*GIVEN INSTRUCTION:* Report each line of the data that has "Warteschlange" somewhere in it.

*PROVIDED ENTRIES:*

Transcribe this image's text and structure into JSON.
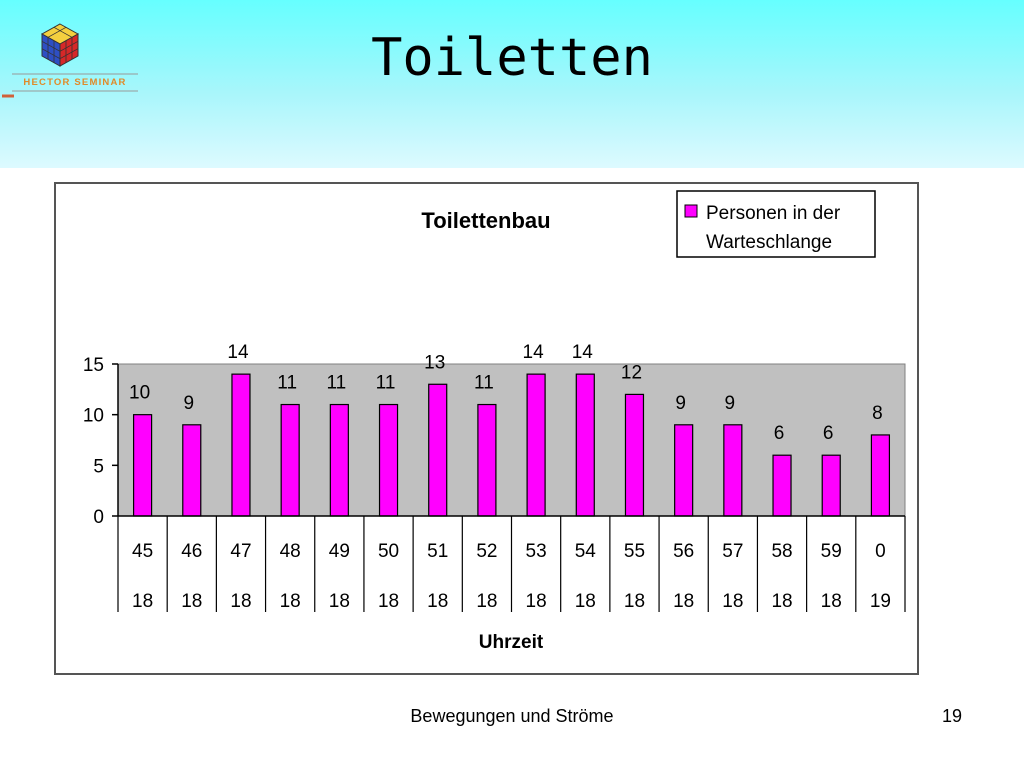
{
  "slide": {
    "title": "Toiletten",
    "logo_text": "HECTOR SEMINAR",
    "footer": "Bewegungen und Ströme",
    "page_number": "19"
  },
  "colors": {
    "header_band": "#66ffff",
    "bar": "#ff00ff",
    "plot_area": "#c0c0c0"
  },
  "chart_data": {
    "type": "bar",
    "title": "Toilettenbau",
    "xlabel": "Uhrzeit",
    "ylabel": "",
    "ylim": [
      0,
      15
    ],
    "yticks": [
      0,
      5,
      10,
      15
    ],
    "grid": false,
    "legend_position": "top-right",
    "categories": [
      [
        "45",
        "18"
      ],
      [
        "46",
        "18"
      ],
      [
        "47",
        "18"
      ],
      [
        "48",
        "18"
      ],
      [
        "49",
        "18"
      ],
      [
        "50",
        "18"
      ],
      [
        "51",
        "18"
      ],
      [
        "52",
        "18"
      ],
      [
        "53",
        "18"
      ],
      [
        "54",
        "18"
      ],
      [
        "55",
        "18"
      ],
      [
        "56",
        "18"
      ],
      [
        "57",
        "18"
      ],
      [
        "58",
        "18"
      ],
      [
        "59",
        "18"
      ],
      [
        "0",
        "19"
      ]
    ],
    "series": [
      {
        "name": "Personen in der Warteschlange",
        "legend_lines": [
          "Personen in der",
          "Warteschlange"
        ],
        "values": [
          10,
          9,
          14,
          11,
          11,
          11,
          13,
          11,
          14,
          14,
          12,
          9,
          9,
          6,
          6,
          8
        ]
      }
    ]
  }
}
* * *
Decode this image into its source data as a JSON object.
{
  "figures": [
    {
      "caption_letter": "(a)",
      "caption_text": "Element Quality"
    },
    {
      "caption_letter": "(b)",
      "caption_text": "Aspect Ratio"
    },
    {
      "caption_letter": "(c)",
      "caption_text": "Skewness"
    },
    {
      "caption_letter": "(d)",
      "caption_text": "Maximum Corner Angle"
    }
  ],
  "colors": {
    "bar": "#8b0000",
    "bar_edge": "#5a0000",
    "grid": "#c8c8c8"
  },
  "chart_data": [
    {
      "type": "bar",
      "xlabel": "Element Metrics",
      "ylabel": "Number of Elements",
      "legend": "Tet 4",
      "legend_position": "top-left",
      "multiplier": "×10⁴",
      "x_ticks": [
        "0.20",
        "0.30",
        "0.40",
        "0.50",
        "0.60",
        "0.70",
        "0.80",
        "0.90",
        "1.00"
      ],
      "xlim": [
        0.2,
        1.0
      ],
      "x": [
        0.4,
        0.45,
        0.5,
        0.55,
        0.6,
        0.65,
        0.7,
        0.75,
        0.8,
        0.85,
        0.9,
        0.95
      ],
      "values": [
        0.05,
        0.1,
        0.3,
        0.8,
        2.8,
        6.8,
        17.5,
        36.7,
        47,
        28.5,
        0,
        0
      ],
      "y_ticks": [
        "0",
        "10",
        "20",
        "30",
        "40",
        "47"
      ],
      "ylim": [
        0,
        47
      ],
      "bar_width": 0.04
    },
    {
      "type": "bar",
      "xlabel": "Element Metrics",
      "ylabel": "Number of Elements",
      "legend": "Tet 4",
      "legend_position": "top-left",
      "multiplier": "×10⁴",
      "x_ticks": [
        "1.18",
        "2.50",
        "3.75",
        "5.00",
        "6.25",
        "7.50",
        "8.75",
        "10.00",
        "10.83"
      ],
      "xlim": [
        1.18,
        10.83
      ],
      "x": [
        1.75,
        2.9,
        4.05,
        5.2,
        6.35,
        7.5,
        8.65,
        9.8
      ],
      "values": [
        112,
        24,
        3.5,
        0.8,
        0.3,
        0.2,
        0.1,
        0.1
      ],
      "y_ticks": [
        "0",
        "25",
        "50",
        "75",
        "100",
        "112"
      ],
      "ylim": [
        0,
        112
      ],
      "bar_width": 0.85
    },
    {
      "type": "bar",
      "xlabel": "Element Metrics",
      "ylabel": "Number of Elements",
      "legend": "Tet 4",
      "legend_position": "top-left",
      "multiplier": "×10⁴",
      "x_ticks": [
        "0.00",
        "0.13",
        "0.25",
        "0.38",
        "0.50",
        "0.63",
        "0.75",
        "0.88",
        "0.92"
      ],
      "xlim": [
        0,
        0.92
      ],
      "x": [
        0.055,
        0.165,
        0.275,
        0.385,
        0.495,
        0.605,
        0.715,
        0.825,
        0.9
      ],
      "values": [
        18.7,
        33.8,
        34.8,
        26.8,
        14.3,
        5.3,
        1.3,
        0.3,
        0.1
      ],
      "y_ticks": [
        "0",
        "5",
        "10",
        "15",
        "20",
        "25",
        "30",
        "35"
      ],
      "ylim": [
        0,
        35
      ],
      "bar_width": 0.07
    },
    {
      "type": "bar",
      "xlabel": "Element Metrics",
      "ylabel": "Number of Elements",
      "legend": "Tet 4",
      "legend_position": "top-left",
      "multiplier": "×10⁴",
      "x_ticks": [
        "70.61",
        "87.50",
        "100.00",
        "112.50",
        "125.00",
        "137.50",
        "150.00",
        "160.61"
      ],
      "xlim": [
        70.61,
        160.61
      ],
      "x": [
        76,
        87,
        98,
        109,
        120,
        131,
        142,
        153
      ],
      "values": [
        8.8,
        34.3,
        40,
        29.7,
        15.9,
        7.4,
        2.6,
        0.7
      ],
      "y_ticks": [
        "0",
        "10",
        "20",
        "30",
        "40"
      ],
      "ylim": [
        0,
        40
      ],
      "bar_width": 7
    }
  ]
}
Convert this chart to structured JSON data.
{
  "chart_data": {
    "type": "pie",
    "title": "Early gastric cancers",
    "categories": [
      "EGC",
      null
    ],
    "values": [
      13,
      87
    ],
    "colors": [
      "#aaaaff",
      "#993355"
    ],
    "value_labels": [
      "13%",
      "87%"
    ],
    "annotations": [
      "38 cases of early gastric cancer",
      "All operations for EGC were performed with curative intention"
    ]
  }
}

*EXERCISE RESULT:*
        "name": "Personen in der Warteschlange",
          "Warteschlange"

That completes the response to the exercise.